A run of records
—————
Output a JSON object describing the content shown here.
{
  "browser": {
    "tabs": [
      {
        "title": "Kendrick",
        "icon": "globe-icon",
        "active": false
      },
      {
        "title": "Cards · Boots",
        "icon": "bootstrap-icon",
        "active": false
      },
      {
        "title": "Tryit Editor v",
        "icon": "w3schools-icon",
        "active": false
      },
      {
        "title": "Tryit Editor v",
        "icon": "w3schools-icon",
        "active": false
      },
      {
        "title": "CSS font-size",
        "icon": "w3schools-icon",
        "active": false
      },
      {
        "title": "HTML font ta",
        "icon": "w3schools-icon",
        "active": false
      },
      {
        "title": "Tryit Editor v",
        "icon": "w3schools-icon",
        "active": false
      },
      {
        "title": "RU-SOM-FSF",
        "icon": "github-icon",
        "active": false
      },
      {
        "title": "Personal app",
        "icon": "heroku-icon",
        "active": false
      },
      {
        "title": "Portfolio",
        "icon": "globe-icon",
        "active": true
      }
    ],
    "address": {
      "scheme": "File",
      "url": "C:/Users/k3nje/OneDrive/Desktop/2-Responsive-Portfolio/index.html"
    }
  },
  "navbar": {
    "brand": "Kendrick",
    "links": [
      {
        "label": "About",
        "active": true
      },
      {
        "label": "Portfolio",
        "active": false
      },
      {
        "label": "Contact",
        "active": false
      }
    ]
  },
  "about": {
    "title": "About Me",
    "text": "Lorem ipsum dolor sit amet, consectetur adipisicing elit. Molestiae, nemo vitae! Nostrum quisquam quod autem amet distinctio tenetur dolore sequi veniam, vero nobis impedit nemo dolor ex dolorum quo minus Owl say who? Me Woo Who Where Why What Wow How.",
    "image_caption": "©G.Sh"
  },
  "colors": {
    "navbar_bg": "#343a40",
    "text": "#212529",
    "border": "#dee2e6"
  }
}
—————
◆ **Task details**
Every line above should be written out again exactly as it stands.

◆ **Answer to the task**
Output a JSON object describing the content shown here.
{
  "browser": {
    "tabs": [
      {
        "title": "Kendrick",
        "icon": "globe-icon",
        "active": false
      },
      {
        "title": "Cards · Boots",
        "icon": "bootstrap-icon",
        "active": false
      },
      {
        "title": "Tryit Editor v",
        "icon": "w3schools-icon",
        "active": false
      },
      {
        "title": "Tryit Editor v",
        "icon": "w3schools-icon",
        "active": false
      },
      {
        "title": "CSS font-size",
        "icon": "w3schools-icon",
        "active": false
      },
      {
        "title": "HTML font ta",
        "icon": "w3schools-icon",
        "active": false
      },
      {
        "title": "Tryit Editor v",
        "icon": "w3schools-icon",
        "active": false
      },
      {
        "title": "RU-SOM-FSF",
        "icon": "github-icon",
        "active": false
      },
      {
        "title": "Personal app",
        "icon": "heroku-icon",
        "active": false
      },
      {
        "title": "Portfolio",
        "icon": "globe-icon",
        "active": true
      }
    ],
    "address": {
      "scheme": "File",
      "url": "C:/Users/k3nje/OneDrive/Desktop/2-Responsive-Portfolio/index.html"
    }
  },
  "navbar": {
    "brand": "Kendrick",
    "links": [
      {
        "label": "About",
        "active": true
      },
      {
        "label": "Portfolio",
        "active": false
      },
      {
        "label": "Contact",
        "active": false
      }
    ]
  },
  "about": {
    "title": "About Me",
    "text": "Lorem ipsum dolor sit amet, consectetur adipisicing elit. Molestiae, nemo vitae! Nostrum quisquam quod autem amet distinctio tenetur dolore sequi veniam, vero nobis impedit nemo dolor ex dolorum quo minus Owl say who? Me Woo Who Where Why What Wow How.",
    "image_caption": "©G.Sh"
  },
  "colors": {
    "navbar_bg": "#343a40",
    "text": "#212529",
    "border": "#dee2e6"
  }
}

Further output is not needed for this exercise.